- **Written problem**: Reproduce every entry that follows word for word, but omit the images.

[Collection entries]
— begin —

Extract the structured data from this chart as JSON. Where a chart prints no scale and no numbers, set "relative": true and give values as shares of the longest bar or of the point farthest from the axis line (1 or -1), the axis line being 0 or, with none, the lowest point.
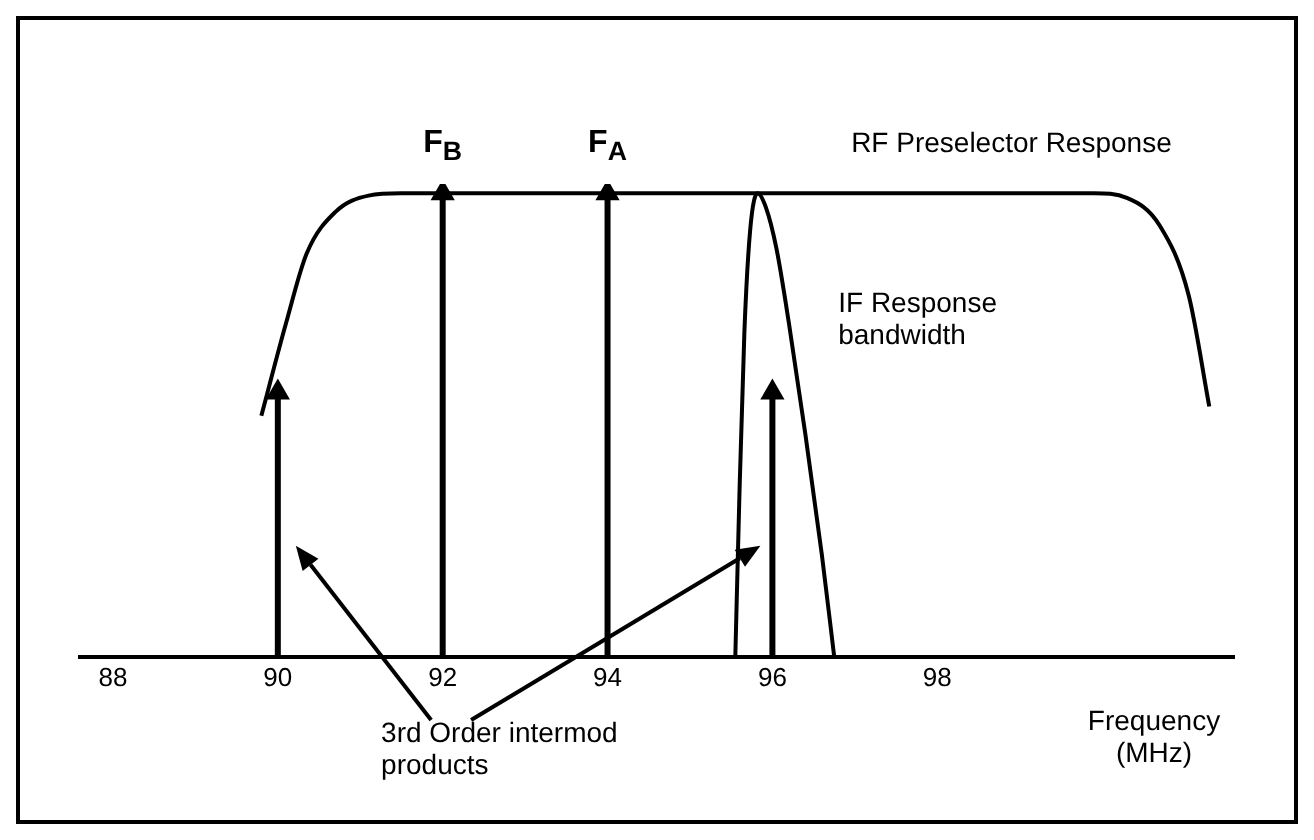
{
  "chart_data": {
    "type": "line",
    "relative": true,
    "xlabel": "Frequency (MHz)",
    "xlim": [
      87.6,
      101.6
    ],
    "xticks": [
      88,
      90,
      92,
      94,
      96,
      98
    ],
    "tick_labels": "x",
    "series": [
      {
        "type": "lollipop",
        "marker": "triangle",
        "color": "#000000",
        "x": [
          90,
          92,
          94,
          96
        ],
        "values": [
          0.57,
          1,
          1,
          0.57
        ]
      },
      {
        "color": "#000000",
        "x": [
          89.8,
          90.1,
          90.35,
          90.7,
          91.1,
          91.5,
          99.9,
          100.3,
          100.7,
          101.05,
          101.3
        ],
        "values": [
          0.52,
          0.72,
          0.87,
          0.96,
          0.995,
          1,
          1,
          0.99,
          0.93,
          0.78,
          0.54
        ]
      },
      {
        "color": "#000000",
        "x": [
          95.55,
          95.6,
          95.66,
          95.73,
          95.82,
          95.92,
          96.05,
          96.2,
          96.4,
          96.6,
          96.75
        ],
        "values": [
          0,
          0.35,
          0.7,
          0.92,
          1,
          0.97,
          0.88,
          0.72,
          0.48,
          0.22,
          0
        ]
      }
    ],
    "annotations": [
      {
        "text": "F$_{B}$",
        "x": 92,
        "y": 1
      },
      {
        "text": "F$_{A}$",
        "x": 94,
        "y": 1
      },
      {
        "text": "RF Preselector Response",
        "x": 98.9,
        "y": 1
      },
      "IF Response bandwidth",
      "3rd Order intermod products"
    ]
  }
}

— end —

- **Exercise output**:
Extract the structured data from this chart as JSON. Where a chart prints no scale and no numbers, set "relative": true and give values as shares of the longest bar or of the point farthest from the axis line (1 or -1), the axis line being 0 or, with none, the lowest point.
{
  "chart_data": {
    "type": "line",
    "relative": true,
    "xlabel": "Frequency (MHz)",
    "xlim": [
      87.6,
      101.6
    ],
    "xticks": [
      88,
      90,
      92,
      94,
      96,
      98
    ],
    "tick_labels": "x",
    "series": [
      {
        "type": "lollipop",
        "marker": "triangle",
        "color": "#000000",
        "x": [
          90,
          92,
          94,
          96
        ],
        "values": [
          0.57,
          1,
          1,
          0.57
        ]
      },
      {
        "color": "#000000",
        "x": [
          89.8,
          90.1,
          90.35,
          90.7,
          91.1,
          91.5,
          99.9,
          100.3,
          100.7,
          101.05,
          101.3
        ],
        "values": [
          0.52,
          0.72,
          0.87,
          0.96,
          0.995,
          1,
          1,
          0.99,
          0.93,
          0.78,
          0.54
        ]
      },
      {
        "color": "#000000",
        "x": [
          95.55,
          95.6,
          95.66,
          95.73,
          95.82,
          95.92,
          96.05,
          96.2,
          96.4,
          96.6,
          96.75
        ],
        "values": [
          0,
          0.35,
          0.7,
          0.92,
          1,
          0.97,
          0.88,
          0.72,
          0.48,
          0.22,
          0
        ]
      }
    ],
    "annotations": [
      {
        "text": "F$_{B}$",
        "x": 92,
        "y": 1
      },
      {
        "text": "F$_{A}$",
        "x": 94,
        "y": 1
      },
      {
        "text": "RF Preselector Response",
        "x": 98.9,
        "y": 1
      },
      "IF Response bandwidth",
      "3rd Order intermod products"
    ]
  }
}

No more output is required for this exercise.